*DIRECTIVE*
Extract each line of the entries below that contains the string "macd". Matching is case-sensitive.

*PROVIDED ENTRIES*
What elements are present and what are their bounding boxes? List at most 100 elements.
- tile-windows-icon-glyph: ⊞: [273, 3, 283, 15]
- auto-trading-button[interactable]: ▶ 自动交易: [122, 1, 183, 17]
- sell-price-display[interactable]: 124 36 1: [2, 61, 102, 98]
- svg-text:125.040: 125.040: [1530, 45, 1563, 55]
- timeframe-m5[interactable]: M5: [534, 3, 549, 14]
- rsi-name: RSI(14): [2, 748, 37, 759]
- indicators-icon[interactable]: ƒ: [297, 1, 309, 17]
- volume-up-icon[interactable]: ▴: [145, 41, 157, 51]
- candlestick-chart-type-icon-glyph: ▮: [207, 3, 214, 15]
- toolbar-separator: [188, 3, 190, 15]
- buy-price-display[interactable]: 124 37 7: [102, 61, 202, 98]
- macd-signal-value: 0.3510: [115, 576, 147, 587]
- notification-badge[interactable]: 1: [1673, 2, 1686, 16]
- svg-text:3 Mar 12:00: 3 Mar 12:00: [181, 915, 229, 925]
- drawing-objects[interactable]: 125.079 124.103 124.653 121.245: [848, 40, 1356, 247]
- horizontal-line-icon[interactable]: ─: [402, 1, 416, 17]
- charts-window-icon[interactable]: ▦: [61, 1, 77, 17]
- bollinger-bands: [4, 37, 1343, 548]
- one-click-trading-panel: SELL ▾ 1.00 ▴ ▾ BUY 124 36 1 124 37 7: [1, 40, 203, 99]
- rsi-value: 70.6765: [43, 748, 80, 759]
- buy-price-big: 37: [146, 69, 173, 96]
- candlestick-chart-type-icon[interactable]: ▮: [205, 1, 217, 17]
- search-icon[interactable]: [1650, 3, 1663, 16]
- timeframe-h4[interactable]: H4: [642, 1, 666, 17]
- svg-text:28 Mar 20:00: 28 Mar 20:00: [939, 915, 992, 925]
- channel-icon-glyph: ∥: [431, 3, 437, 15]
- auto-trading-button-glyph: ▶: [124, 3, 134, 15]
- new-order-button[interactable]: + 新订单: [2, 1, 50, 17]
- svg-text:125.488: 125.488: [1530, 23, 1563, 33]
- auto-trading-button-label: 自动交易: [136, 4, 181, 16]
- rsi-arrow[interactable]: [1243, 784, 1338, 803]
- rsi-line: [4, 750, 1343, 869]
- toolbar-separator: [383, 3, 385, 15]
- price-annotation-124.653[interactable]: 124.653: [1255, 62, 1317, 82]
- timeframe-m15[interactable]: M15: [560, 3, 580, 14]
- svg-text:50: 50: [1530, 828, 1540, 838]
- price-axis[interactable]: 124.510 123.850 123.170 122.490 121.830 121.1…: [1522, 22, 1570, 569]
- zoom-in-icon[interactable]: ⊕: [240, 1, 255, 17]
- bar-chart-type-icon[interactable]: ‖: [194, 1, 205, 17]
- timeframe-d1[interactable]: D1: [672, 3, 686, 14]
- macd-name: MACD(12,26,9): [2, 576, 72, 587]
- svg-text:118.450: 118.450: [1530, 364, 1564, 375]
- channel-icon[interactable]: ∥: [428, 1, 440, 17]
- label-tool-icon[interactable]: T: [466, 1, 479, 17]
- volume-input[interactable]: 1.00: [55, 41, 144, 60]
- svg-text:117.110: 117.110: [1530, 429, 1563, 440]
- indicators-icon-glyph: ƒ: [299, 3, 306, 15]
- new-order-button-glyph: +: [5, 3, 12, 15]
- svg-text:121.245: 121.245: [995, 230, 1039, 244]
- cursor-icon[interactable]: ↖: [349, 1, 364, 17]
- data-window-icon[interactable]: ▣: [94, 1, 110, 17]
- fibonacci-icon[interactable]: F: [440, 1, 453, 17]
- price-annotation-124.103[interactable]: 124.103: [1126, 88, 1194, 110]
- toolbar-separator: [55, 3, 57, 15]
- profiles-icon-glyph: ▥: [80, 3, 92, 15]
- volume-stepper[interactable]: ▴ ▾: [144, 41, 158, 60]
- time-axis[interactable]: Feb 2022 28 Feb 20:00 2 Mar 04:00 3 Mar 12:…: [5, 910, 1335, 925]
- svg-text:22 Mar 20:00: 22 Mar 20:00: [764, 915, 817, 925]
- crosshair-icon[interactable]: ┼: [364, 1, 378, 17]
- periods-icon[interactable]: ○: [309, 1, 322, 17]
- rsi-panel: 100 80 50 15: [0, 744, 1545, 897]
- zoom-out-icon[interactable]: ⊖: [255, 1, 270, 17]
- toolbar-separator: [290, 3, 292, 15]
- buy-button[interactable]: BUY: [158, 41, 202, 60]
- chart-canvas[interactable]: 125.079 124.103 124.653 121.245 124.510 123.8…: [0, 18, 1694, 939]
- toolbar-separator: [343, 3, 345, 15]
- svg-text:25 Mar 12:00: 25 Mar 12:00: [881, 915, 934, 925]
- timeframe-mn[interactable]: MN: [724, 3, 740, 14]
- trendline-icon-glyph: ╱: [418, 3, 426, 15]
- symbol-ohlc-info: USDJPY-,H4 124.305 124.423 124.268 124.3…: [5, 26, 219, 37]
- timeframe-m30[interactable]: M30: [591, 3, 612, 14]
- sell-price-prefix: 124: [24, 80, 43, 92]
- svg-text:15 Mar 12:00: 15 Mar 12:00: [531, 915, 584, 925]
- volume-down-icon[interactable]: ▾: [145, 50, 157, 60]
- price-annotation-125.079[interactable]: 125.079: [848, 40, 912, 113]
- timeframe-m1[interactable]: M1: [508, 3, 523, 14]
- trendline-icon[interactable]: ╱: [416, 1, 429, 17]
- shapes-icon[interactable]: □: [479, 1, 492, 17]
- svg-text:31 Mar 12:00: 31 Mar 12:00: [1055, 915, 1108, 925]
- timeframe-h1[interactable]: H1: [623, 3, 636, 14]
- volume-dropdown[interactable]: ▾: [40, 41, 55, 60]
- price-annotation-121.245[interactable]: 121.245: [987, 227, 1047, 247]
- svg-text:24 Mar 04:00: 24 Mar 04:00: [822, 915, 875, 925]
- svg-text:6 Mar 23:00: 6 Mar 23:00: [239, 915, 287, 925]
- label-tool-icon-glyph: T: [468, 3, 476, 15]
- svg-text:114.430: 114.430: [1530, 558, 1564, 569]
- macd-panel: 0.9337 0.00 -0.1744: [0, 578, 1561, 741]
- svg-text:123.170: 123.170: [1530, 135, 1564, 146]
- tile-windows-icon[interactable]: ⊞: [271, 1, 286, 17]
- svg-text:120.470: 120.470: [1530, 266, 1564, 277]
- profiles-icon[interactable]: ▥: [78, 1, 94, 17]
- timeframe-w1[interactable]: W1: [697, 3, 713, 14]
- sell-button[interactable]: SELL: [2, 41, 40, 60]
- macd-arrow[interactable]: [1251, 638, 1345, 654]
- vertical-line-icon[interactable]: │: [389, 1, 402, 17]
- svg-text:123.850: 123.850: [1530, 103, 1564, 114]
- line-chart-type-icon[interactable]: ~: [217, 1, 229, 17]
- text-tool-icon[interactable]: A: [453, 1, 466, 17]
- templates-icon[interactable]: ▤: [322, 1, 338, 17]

*FINISHED EXERCISE*
- macd-signal-value: 0.3510: [115, 576, 147, 587]
- macd-name: MACD(12,26,9): [2, 576, 72, 587]
- macd-panel: 0.9337 0.00 -0.1744: [0, 578, 1561, 741]
- macd-arrow[interactable]: [1251, 638, 1345, 654]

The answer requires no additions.